**REQUEST:**
Scan the lines and state how many carry "watermark". Leave out everything but the number.

— Start of DATA PROVIDED —

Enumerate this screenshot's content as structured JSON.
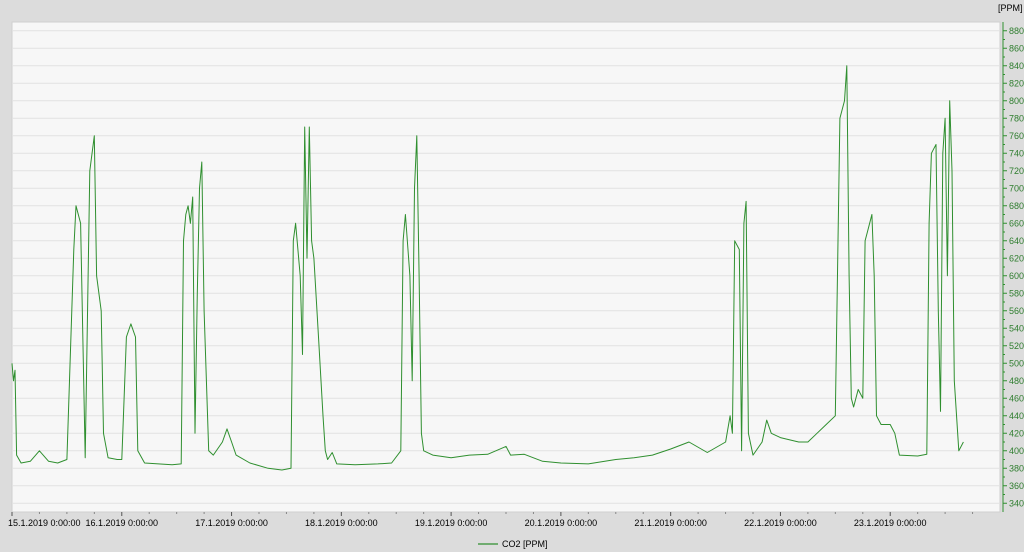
{
  "chart_data": {
    "type": "line",
    "title": "",
    "xlabel": "",
    "ylabel": "[PPM]",
    "ylim": [
      330,
      890
    ],
    "xlim": [
      "15.1.2019 0:00:00",
      "24.1.2019 0:00:00"
    ],
    "y_ticks": [
      340,
      360,
      380,
      400,
      420,
      440,
      460,
      480,
      500,
      520,
      540,
      560,
      580,
      600,
      620,
      640,
      660,
      680,
      700,
      720,
      740,
      760,
      780,
      800,
      820,
      840,
      860,
      880
    ],
    "x_ticks": [
      "15.1.2019 0:00:00",
      "16.1.2019 0:00:00",
      "17.1.2019 0:00:00",
      "18.1.2019 0:00:00",
      "19.1.2019 0:00:00",
      "20.1.2019 0:00:00",
      "21.1.2019 0:00:00",
      "22.1.2019 0:00:00",
      "23.1.2019 0:00:00"
    ],
    "grid": true,
    "legend": {
      "position": "bottom-center",
      "entries": [
        "CO2 [PPM]"
      ]
    },
    "series": [
      {
        "name": "CO2 [PPM]",
        "color": "#2f8f2f",
        "points": [
          [
            "15.1.2019 0:00",
            500
          ],
          [
            "15.1.2019 0:20",
            480
          ],
          [
            "15.1.2019 0:40",
            492
          ],
          [
            "15.1.2019 1:00",
            395
          ],
          [
            "15.1.2019 2:00",
            386
          ],
          [
            "15.1.2019 4:00",
            388
          ],
          [
            "15.1.2019 6:00",
            400
          ],
          [
            "15.1.2019 8:00",
            388
          ],
          [
            "15.1.2019 10:00",
            386
          ],
          [
            "15.1.2019 12:00",
            390
          ],
          [
            "15.1.2019 13:30",
            630
          ],
          [
            "15.1.2019 14:00",
            680
          ],
          [
            "15.1.2019 15:00",
            660
          ],
          [
            "15.1.2019 16:00",
            392
          ],
          [
            "15.1.2019 17:00",
            720
          ],
          [
            "15.1.2019 18:00",
            760
          ],
          [
            "15.1.2019 18:30",
            600
          ],
          [
            "15.1.2019 19:30",
            560
          ],
          [
            "15.1.2019 20:00",
            420
          ],
          [
            "15.1.2019 21:00",
            392
          ],
          [
            "15.1.2019 23:00",
            390
          ],
          [
            "16.1.2019 0:00",
            390
          ],
          [
            "16.1.2019 1:00",
            530
          ],
          [
            "16.1.2019 2:00",
            545
          ],
          [
            "16.1.2019 3:00",
            530
          ],
          [
            "16.1.2019 3:30",
            400
          ],
          [
            "16.1.2019 5:00",
            386
          ],
          [
            "16.1.2019 8:00",
            385
          ],
          [
            "16.1.2019 11:00",
            384
          ],
          [
            "16.1.2019 13:00",
            385
          ],
          [
            "16.1.2019 13:30",
            640
          ],
          [
            "16.1.2019 14:00",
            670
          ],
          [
            "16.1.2019 14:30",
            680
          ],
          [
            "16.1.2019 15:00",
            660
          ],
          [
            "16.1.2019 15:30",
            690
          ],
          [
            "16.1.2019 16:00",
            420
          ],
          [
            "16.1.2019 16:30",
            580
          ],
          [
            "16.1.2019 17:00",
            700
          ],
          [
            "16.1.2019 17:30",
            730
          ],
          [
            "16.1.2019 18:00",
            560
          ],
          [
            "16.1.2019 19:00",
            400
          ],
          [
            "16.1.2019 20:00",
            395
          ],
          [
            "16.1.2019 22:00",
            410
          ],
          [
            "16.1.2019 23:00",
            425
          ],
          [
            "17.1.2019 0:00",
            410
          ],
          [
            "17.1.2019 1:00",
            395
          ],
          [
            "17.1.2019 4:00",
            386
          ],
          [
            "17.1.2019 8:00",
            380
          ],
          [
            "17.1.2019 11:00",
            378
          ],
          [
            "17.1.2019 13:00",
            380
          ],
          [
            "17.1.2019 13:30",
            640
          ],
          [
            "17.1.2019 14:00",
            660
          ],
          [
            "17.1.2019 15:00",
            600
          ],
          [
            "17.1.2019 15:30",
            510
          ],
          [
            "17.1.2019 16:00",
            770
          ],
          [
            "17.1.2019 16:30",
            620
          ],
          [
            "17.1.2019 17:00",
            770
          ],
          [
            "17.1.2019 17:30",
            640
          ],
          [
            "17.1.2019 18:00",
            620
          ],
          [
            "17.1.2019 19:00",
            530
          ],
          [
            "17.1.2019 20:00",
            440
          ],
          [
            "17.1.2019 20:30",
            400
          ],
          [
            "17.1.2019 21:00",
            390
          ],
          [
            "17.1.2019 22:00",
            398
          ],
          [
            "17.1.2019 23:00",
            385
          ],
          [
            "18.1.2019 3:00",
            384
          ],
          [
            "18.1.2019 8:00",
            385
          ],
          [
            "18.1.2019 11:00",
            386
          ],
          [
            "18.1.2019 13:00",
            400
          ],
          [
            "18.1.2019 13:30",
            640
          ],
          [
            "18.1.2019 14:00",
            670
          ],
          [
            "18.1.2019 15:00",
            600
          ],
          [
            "18.1.2019 15:30",
            480
          ],
          [
            "18.1.2019 16:00",
            700
          ],
          [
            "18.1.2019 16:30",
            760
          ],
          [
            "18.1.2019 17:00",
            600
          ],
          [
            "18.1.2019 17:30",
            420
          ],
          [
            "18.1.2019 18:00",
            400
          ],
          [
            "18.1.2019 20:00",
            395
          ],
          [
            "19.1.2019 0:00",
            392
          ],
          [
            "19.1.2019 4:00",
            395
          ],
          [
            "19.1.2019 8:00",
            396
          ],
          [
            "19.1.2019 12:00",
            405
          ],
          [
            "19.1.2019 13:00",
            395
          ],
          [
            "19.1.2019 16:00",
            396
          ],
          [
            "19.1.2019 20:00",
            388
          ],
          [
            "20.1.2019 0:00",
            386
          ],
          [
            "20.1.2019 6:00",
            385
          ],
          [
            "20.1.2019 12:00",
            390
          ],
          [
            "20.1.2019 16:00",
            392
          ],
          [
            "20.1.2019 20:00",
            395
          ],
          [
            "21.1.2019 0:00",
            402
          ],
          [
            "21.1.2019 4:00",
            410
          ],
          [
            "21.1.2019 8:00",
            398
          ],
          [
            "21.1.2019 12:00",
            410
          ],
          [
            "21.1.2019 13:00",
            440
          ],
          [
            "21.1.2019 13:30",
            420
          ],
          [
            "21.1.2019 14:00",
            640
          ],
          [
            "21.1.2019 15:00",
            630
          ],
          [
            "21.1.2019 15:30",
            400
          ],
          [
            "21.1.2019 16:00",
            660
          ],
          [
            "21.1.2019 16:30",
            685
          ],
          [
            "21.1.2019 17:00",
            420
          ],
          [
            "21.1.2019 18:00",
            395
          ],
          [
            "21.1.2019 20:00",
            410
          ],
          [
            "21.1.2019 21:00",
            435
          ],
          [
            "21.1.2019 22:00",
            420
          ],
          [
            "22.1.2019 0:00",
            415
          ],
          [
            "22.1.2019 4:00",
            410
          ],
          [
            "22.1.2019 6:00",
            410
          ],
          [
            "22.1.2019 8:00",
            420
          ],
          [
            "22.1.2019 10:00",
            430
          ],
          [
            "22.1.2019 12:00",
            440
          ],
          [
            "22.1.2019 13:00",
            780
          ],
          [
            "22.1.2019 14:00",
            800
          ],
          [
            "22.1.2019 14:30",
            840
          ],
          [
            "22.1.2019 15:00",
            600
          ],
          [
            "22.1.2019 15:30",
            460
          ],
          [
            "22.1.2019 16:00",
            450
          ],
          [
            "22.1.2019 17:00",
            470
          ],
          [
            "22.1.2019 18:00",
            460
          ],
          [
            "22.1.2019 18:30",
            640
          ],
          [
            "22.1.2019 19:00",
            650
          ],
          [
            "22.1.2019 20:00",
            670
          ],
          [
            "22.1.2019 20:30",
            600
          ],
          [
            "22.1.2019 21:00",
            440
          ],
          [
            "22.1.2019 22:00",
            430
          ],
          [
            "23.1.2019 0:00",
            430
          ],
          [
            "23.1.2019 1:00",
            420
          ],
          [
            "23.1.2019 2:00",
            395
          ],
          [
            "23.1.2019 6:00",
            394
          ],
          [
            "23.1.2019 8:00",
            396
          ],
          [
            "23.1.2019 8:30",
            660
          ],
          [
            "23.1.2019 9:00",
            740
          ],
          [
            "23.1.2019 10:00",
            750
          ],
          [
            "23.1.2019 10:30",
            560
          ],
          [
            "23.1.2019 11:00",
            445
          ],
          [
            "23.1.2019 11:30",
            740
          ],
          [
            "23.1.2019 12:00",
            780
          ],
          [
            "23.1.2019 12:30",
            600
          ],
          [
            "23.1.2019 13:00",
            800
          ],
          [
            "23.1.2019 13:30",
            720
          ],
          [
            "23.1.2019 14:00",
            480
          ],
          [
            "23.1.2019 15:00",
            400
          ],
          [
            "23.1.2019 16:00",
            410
          ]
        ]
      }
    ]
  }
}
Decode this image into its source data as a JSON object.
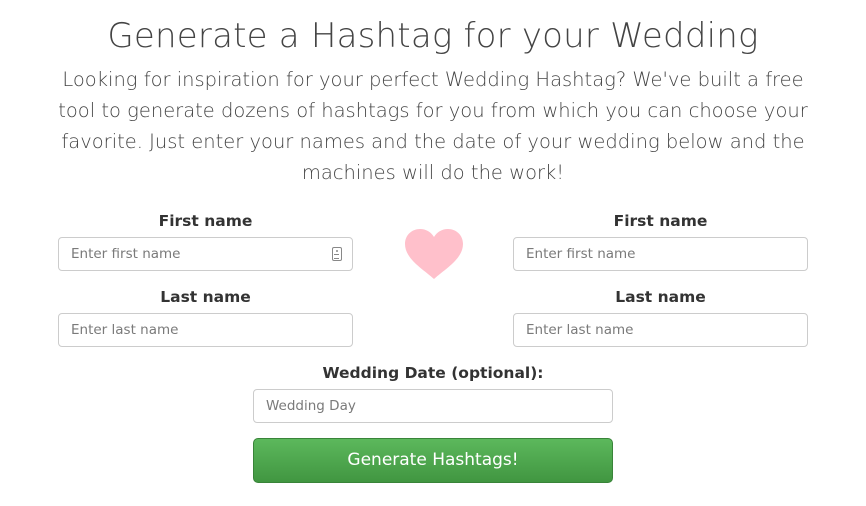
{
  "header": {
    "title": "Generate a Hashtag for your Wedding",
    "intro": "Looking for inspiration for your perfect Wedding Hashtag? We've built a free tool to generate dozens of hashtags for you from which you can choose your favorite. Just enter your names and the date of your wedding below and the machines will do the work!"
  },
  "form": {
    "partner1": {
      "first_name_label": "First name",
      "first_name_placeholder": "Enter first name",
      "first_name_value": "",
      "last_name_label": "Last name",
      "last_name_placeholder": "Enter last name",
      "last_name_value": ""
    },
    "partner2": {
      "first_name_label": "First name",
      "first_name_placeholder": "Enter first name",
      "first_name_value": "",
      "last_name_label": "Last name",
      "last_name_placeholder": "Enter last name",
      "last_name_value": ""
    },
    "date": {
      "label": "Wedding Date (optional):",
      "placeholder": "Wedding Day",
      "value": ""
    },
    "submit_label": "Generate Hashtags!"
  },
  "icons": {
    "divider": "heart-icon",
    "autofill": "contact-card-icon"
  },
  "colors": {
    "heart": "#ffc0cb",
    "button": "#4cae4c",
    "button_text": "#ffffff"
  }
}
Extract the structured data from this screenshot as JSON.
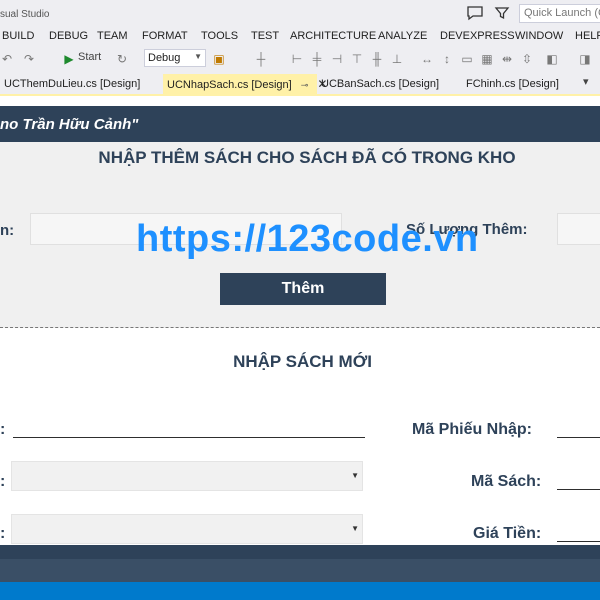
{
  "window": {
    "app_title": "sual Studio",
    "quick_launch_placeholder": "Quick Launch (C"
  },
  "menu": {
    "items": [
      "BUILD",
      "DEBUG",
      "TEAM",
      "FORMAT",
      "TOOLS",
      "TEST",
      "ARCHITECTURE",
      "ANALYZE",
      "DEVEXPRESS",
      "WINDOW",
      "HELP"
    ]
  },
  "toolbar": {
    "start_label": "Start",
    "config_value": "Debug"
  },
  "tabs": [
    {
      "label": "UCThemDuLieu.cs [Design]",
      "active": false
    },
    {
      "label": "UCNhapSach.cs [Design]",
      "active": true
    },
    {
      "label": "UCBanSach.cs [Design]",
      "active": false
    },
    {
      "label": "FChinh.cs [Design]",
      "active": false
    }
  ],
  "form": {
    "author_banner": "no Trần Hữu Cảnh\"",
    "section1_title": "NHẬP THÊM SÁCH CHO SÁCH ĐÃ CÓ TRONG KHO",
    "section1_left_label": "n:",
    "section1_right_label": "Số Lượng Thêm:",
    "add_button_label": "Thêm",
    "watermark": "https://123code.vn",
    "section2_title": "NHẬP SÁCH MỚI",
    "row1_left_label": ":",
    "row1_right_label": "Mã Phiếu Nhập:",
    "row2_left_label": ":",
    "row2_right_label": "Mã Sách:",
    "row3_left_label": ":",
    "row3_right_label": "Giá Tiền:"
  },
  "colors": {
    "header_band": "#2e4259",
    "active_tab": "#fff1a8",
    "status_bar": "#007acc",
    "watermark": "#1e90ff"
  }
}
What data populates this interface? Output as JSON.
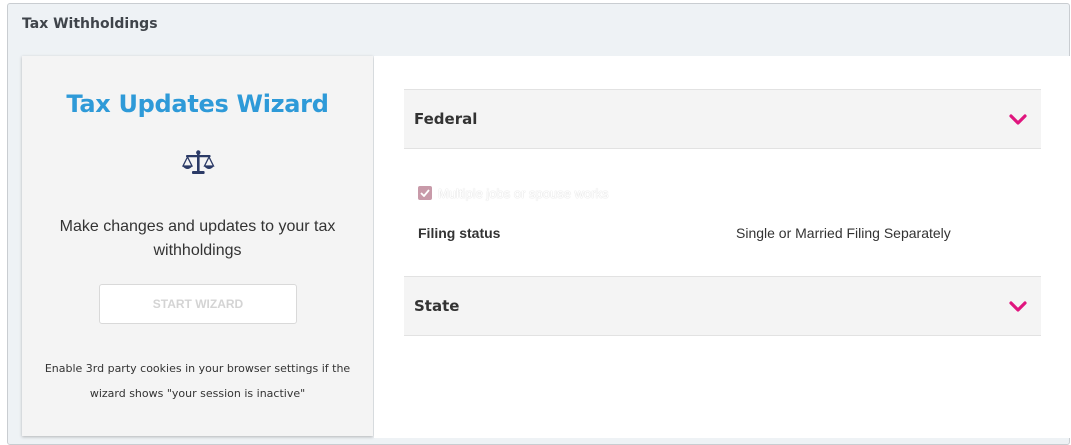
{
  "panel": {
    "title": "Tax Withholdings"
  },
  "wizard": {
    "title": "Tax Updates Wizard",
    "icon": "scale-icon",
    "description": "Make changes and updates to your tax withholdings",
    "button_label": "START WIZARD",
    "cookie_note": "Enable 3rd party cookies in your browser settings if the wizard shows \"your session is inactive\""
  },
  "federal": {
    "label": "Federal",
    "expanded": true,
    "checkbox_label": "Multiple jobs or spouse works",
    "checkbox_checked": true,
    "filing_status_label": "Filing status",
    "filing_status_value": "Single or Married Filing Separately"
  },
  "state": {
    "label": "State",
    "expanded": false
  },
  "colors": {
    "wizard_title": "#2e9ad8",
    "chevron": "#e0157e",
    "icon": "#2b3a66"
  }
}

— End of DATA PROVIDED —

**SOLUTION TO THE EXERCISE:**
2